CHALLENGE: Check each line of the data for "grid" and select those that have it.
——————————
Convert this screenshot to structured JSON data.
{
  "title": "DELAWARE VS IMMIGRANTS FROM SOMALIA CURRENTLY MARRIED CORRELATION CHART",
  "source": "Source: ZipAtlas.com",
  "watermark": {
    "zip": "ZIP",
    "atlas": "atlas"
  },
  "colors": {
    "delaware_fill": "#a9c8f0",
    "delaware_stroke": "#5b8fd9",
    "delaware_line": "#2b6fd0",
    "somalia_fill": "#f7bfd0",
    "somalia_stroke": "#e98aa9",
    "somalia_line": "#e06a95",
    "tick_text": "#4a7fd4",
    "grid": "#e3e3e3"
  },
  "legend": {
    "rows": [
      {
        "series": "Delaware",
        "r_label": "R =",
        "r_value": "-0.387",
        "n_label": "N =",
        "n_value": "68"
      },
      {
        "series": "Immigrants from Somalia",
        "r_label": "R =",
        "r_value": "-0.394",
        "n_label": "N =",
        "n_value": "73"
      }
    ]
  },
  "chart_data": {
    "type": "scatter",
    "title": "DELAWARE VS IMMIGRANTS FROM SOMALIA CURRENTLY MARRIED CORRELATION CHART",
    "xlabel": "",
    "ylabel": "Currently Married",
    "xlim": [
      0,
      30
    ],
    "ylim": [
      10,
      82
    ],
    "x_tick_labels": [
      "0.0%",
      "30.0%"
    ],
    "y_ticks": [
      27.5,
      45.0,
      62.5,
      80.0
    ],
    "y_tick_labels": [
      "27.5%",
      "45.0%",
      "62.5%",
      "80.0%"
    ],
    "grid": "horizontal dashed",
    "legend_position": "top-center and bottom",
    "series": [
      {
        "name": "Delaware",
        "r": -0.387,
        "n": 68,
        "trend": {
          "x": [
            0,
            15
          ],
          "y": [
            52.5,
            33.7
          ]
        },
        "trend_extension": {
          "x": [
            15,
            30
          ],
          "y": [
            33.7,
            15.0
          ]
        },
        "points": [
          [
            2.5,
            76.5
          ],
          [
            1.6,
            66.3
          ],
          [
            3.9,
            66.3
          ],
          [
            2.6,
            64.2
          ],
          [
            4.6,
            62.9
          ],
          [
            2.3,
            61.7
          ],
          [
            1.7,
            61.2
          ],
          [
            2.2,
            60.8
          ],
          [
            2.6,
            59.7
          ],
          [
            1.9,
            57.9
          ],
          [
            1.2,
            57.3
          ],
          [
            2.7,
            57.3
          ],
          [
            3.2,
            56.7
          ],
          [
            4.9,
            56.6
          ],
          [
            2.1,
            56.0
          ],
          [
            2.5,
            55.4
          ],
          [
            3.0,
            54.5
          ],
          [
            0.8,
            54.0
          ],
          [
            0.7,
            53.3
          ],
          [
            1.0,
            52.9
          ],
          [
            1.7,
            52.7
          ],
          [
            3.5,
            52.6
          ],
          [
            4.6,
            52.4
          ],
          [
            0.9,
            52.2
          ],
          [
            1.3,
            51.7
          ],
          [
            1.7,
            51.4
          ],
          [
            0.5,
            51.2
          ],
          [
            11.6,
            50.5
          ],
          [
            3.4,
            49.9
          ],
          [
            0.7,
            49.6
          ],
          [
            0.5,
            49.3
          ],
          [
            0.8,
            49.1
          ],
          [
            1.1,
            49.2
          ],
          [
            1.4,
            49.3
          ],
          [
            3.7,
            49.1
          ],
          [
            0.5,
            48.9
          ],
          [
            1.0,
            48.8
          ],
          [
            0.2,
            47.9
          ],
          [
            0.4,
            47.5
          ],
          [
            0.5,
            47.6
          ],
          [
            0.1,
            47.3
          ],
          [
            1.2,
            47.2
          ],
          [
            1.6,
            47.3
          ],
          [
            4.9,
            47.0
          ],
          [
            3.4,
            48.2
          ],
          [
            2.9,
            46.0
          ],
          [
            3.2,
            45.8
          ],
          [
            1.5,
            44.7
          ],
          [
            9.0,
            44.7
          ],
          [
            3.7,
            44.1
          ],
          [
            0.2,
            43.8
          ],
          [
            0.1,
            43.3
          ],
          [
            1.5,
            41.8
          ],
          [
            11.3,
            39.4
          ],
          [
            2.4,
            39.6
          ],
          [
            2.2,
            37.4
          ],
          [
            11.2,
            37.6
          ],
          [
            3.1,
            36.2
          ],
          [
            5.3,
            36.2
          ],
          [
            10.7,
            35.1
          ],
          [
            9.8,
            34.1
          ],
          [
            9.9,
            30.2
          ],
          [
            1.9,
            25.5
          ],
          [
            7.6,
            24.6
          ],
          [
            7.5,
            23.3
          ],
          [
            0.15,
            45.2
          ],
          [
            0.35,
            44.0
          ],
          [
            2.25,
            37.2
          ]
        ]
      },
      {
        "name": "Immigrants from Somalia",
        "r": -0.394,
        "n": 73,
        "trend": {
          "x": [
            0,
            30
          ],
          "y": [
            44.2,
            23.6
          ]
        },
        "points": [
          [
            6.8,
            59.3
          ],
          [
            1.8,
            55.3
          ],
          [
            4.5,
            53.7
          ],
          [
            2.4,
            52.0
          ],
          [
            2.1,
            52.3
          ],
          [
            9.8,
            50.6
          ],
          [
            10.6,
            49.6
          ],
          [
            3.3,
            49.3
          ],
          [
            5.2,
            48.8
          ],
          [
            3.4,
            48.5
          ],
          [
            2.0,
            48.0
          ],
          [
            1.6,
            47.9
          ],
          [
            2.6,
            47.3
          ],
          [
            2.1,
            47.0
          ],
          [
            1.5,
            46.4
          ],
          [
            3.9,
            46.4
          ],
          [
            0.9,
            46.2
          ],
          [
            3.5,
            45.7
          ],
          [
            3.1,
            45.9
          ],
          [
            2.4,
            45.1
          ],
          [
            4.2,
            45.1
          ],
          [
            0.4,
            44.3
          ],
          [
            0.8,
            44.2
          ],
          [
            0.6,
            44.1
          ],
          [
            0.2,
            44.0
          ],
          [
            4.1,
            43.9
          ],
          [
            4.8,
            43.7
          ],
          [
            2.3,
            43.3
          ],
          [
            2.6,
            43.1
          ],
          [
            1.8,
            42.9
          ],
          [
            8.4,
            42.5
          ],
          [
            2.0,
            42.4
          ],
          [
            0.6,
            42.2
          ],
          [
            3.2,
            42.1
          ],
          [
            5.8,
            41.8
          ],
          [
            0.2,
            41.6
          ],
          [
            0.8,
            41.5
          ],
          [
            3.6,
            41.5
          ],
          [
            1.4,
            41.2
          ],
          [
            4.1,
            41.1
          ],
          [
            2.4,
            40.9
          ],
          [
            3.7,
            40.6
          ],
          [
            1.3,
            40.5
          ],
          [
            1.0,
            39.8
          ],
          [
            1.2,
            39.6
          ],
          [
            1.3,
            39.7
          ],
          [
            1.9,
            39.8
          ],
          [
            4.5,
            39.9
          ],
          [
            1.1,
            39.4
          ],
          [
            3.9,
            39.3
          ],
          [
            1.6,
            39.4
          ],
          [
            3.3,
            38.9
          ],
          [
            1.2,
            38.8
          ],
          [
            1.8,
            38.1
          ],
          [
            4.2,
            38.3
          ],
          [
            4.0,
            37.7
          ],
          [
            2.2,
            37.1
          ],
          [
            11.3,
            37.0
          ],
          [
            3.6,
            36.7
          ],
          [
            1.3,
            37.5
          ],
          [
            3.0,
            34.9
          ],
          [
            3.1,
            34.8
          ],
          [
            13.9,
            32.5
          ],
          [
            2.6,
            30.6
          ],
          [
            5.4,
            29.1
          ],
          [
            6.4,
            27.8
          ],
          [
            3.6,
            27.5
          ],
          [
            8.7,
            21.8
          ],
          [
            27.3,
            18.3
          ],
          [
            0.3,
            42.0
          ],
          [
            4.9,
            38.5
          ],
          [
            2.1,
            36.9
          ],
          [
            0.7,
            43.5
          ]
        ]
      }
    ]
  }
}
——————————
SOLUTION FOR THIS TASK:
    "grid": "#e3e3e3"
    "grid": "horizontal dashed",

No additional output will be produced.